**Task directions**
Repeat the entries that follow verbatim, without any of their pictures.

**Extracted entries**
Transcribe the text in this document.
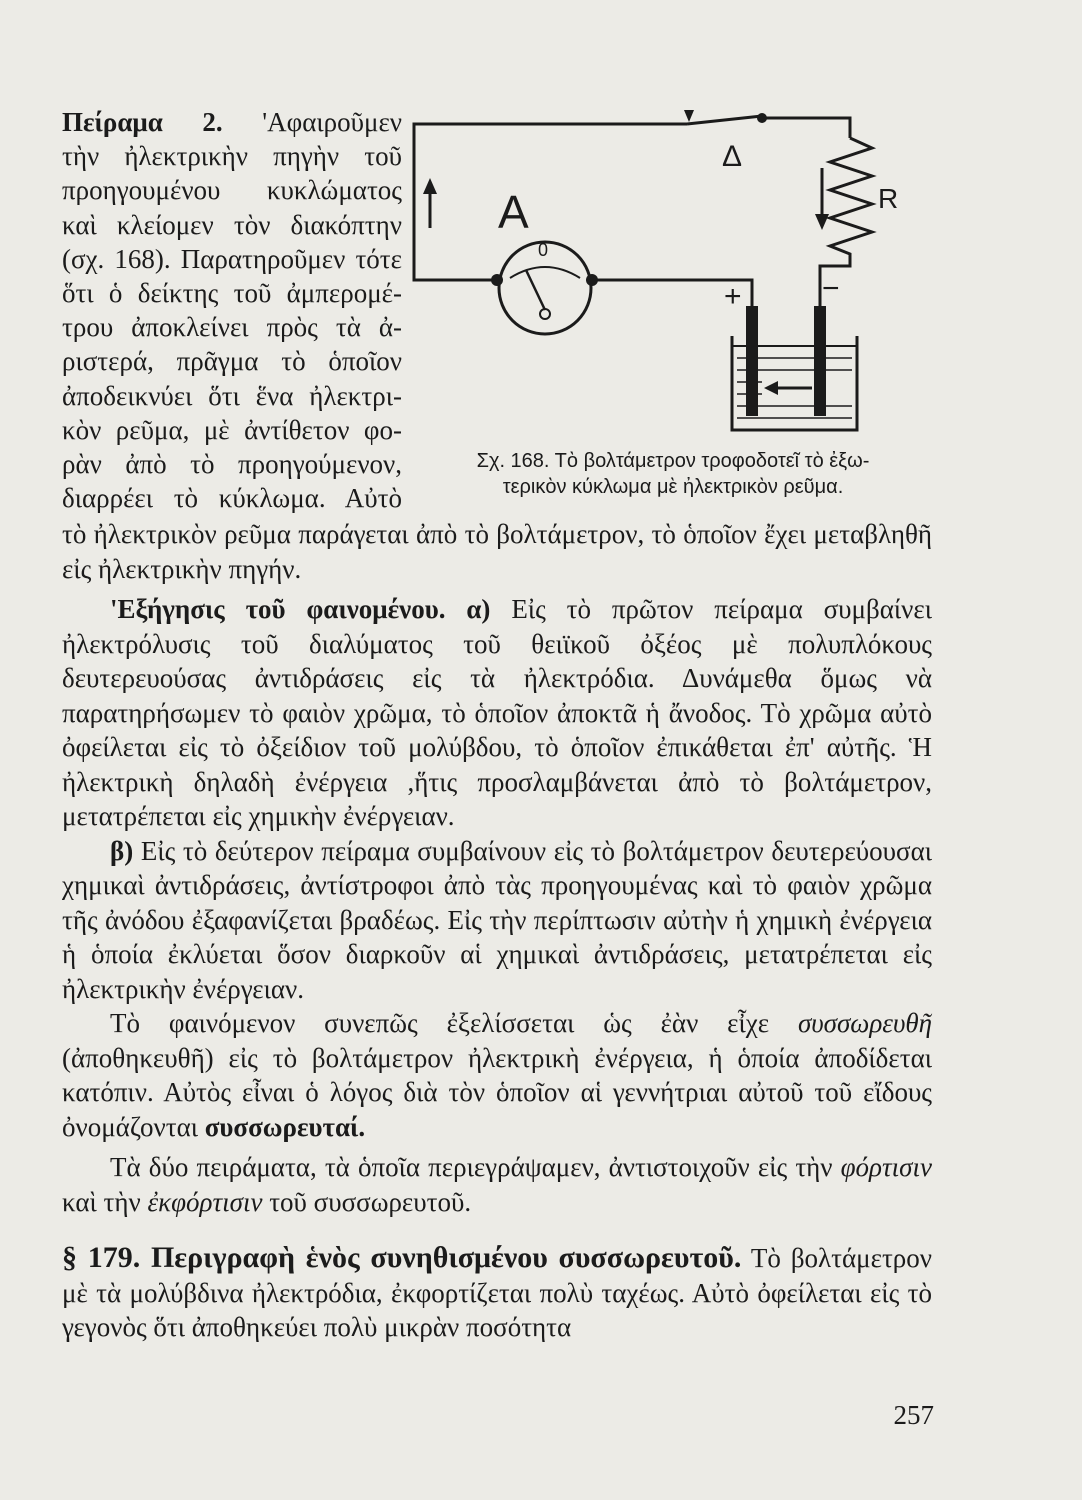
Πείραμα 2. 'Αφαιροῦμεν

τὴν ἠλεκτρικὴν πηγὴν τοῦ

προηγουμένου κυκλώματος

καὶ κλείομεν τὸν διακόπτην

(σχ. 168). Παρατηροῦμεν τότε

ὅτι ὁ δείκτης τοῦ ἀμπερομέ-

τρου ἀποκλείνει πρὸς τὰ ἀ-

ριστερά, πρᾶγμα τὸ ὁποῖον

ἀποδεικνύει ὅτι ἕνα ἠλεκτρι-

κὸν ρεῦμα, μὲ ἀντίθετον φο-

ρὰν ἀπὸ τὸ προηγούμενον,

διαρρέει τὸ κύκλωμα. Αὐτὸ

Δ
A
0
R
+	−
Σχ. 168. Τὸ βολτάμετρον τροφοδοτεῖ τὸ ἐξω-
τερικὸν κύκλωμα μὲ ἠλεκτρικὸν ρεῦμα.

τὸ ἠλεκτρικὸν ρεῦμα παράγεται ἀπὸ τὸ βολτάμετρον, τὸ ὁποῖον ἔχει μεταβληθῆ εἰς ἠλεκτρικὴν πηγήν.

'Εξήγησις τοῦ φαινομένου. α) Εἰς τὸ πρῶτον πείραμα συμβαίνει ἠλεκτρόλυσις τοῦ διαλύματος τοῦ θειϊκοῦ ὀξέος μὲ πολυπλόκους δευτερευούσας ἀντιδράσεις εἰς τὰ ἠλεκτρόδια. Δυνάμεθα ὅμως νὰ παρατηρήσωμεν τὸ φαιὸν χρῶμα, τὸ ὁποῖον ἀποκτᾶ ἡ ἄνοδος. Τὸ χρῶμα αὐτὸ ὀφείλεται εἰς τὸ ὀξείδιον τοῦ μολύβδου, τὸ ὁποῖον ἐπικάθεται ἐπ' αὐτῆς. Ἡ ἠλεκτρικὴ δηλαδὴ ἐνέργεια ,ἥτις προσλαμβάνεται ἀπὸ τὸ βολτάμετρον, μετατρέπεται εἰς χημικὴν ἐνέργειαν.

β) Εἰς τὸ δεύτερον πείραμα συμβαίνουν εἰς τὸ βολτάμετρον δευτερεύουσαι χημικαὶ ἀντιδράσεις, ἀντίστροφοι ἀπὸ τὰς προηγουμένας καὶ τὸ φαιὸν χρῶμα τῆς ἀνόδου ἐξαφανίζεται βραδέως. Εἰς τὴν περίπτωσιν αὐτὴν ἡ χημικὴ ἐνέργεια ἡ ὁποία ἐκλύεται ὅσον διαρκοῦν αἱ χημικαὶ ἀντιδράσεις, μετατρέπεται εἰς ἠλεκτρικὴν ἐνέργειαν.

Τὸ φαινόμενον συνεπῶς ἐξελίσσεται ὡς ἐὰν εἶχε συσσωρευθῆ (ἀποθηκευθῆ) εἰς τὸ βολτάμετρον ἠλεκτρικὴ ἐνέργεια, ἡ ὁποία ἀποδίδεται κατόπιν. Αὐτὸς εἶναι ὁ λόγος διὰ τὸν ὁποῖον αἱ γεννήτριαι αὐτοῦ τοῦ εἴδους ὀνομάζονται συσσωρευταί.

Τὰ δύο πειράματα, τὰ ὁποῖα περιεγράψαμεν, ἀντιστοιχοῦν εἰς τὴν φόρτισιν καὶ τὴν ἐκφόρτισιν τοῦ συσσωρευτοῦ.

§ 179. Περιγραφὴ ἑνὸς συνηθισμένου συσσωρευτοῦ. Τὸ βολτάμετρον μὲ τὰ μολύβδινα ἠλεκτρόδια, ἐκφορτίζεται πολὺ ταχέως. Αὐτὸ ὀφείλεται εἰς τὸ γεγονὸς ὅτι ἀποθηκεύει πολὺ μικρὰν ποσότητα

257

**Task output**
Transcribe the text in this document.
Πείραμα 2. 'Αφαιροῦμεν

τὴν ἠλεκτρικὴν πηγὴν τοῦ

προηγουμένου κυκλώματος

καὶ κλείομεν τὸν διακόπτην

(σχ. 168). Παρατηροῦμεν τότε

ὅτι ὁ δείκτης τοῦ ἀμπερομέ-

τρου ἀποκλείνει πρὸς τὰ ἀ-

ριστερά, πρᾶγμα τὸ ὁποῖον

ἀποδεικνύει ὅτι ἕνα ἠλεκτρι-

κὸν ρεῦμα, μὲ ἀντίθετον φο-

ρὰν ἀπὸ τὸ προηγούμενον,

διαρρέει τὸ κύκλωμα. Αὐτὸ

Δ
A
0
R
+	−
Σχ. 168. Τὸ βολτάμετρον τροφοδοτεῖ τὸ ἐξω-
τερικὸν κύκλωμα μὲ ἠλεκτρικὸν ρεῦμα.

τὸ ἠλεκτρικὸν ρεῦμα παράγεται ἀπὸ τὸ βολτάμετρον, τὸ ὁποῖον ἔχει μεταβληθῆ εἰς ἠλεκτρικὴν πηγήν.

'Εξήγησις τοῦ φαινομένου. α) Εἰς τὸ πρῶτον πείραμα συμβαίνει ἠλεκτρόλυσις τοῦ διαλύματος τοῦ θειϊκοῦ ὀξέος μὲ πολυπλόκους δευτερευούσας ἀντιδράσεις εἰς τὰ ἠλεκτρόδια. Δυνάμεθα ὅμως νὰ παρατηρήσωμεν τὸ φαιὸν χρῶμα, τὸ ὁποῖον ἀποκτᾶ ἡ ἄνοδος. Τὸ χρῶμα αὐτὸ ὀφείλεται εἰς τὸ ὀξείδιον τοῦ μολύβδου, τὸ ὁποῖον ἐπικάθεται ἐπ' αὐτῆς. Ἡ ἠλεκτρικὴ δηλαδὴ ἐνέργεια ,ἥτις προσλαμβάνεται ἀπὸ τὸ βολτάμετρον, μετατρέπεται εἰς χημικὴν ἐνέργειαν.

β) Εἰς τὸ δεύτερον πείραμα συμβαίνουν εἰς τὸ βολτάμετρον δευτερεύουσαι χημικαὶ ἀντιδράσεις, ἀντίστροφοι ἀπὸ τὰς προηγουμένας καὶ τὸ φαιὸν χρῶμα τῆς ἀνόδου ἐξαφανίζεται βραδέως. Εἰς τὴν περίπτωσιν αὐτὴν ἡ χημικὴ ἐνέργεια ἡ ὁποία ἐκλύεται ὅσον διαρκοῦν αἱ χημικαὶ ἀντιδράσεις, μετατρέπεται εἰς ἠλεκτρικὴν ἐνέργειαν.

Τὸ φαινόμενον συνεπῶς ἐξελίσσεται ὡς ἐὰν εἶχε συσσωρευθῆ (ἀποθηκευθῆ) εἰς τὸ βολτάμετρον ἠλεκτρικὴ ἐνέργεια, ἡ ὁποία ἀποδίδεται κατόπιν. Αὐτὸς εἶναι ὁ λόγος διὰ τὸν ὁποῖον αἱ γεννήτριαι αὐτοῦ τοῦ εἴδους ὀνομάζονται συσσωρευταί.

Τὰ δύο πειράματα, τὰ ὁποῖα περιεγράψαμεν, ἀντιστοιχοῦν εἰς τὴν φόρτισιν καὶ τὴν ἐκφόρτισιν τοῦ συσσωρευτοῦ.

§ 179. Περιγραφὴ ἑνὸς συνηθισμένου συσσωρευτοῦ. Τὸ βολτάμετρον μὲ τὰ μολύβδινα ἠλεκτρόδια, ἐκφορτίζεται πολὺ ταχέως. Αὐτὸ ὀφείλεται εἰς τὸ γεγονὸς ὅτι ἀποθηκεύει πολὺ μικρὰν ποσότητα

257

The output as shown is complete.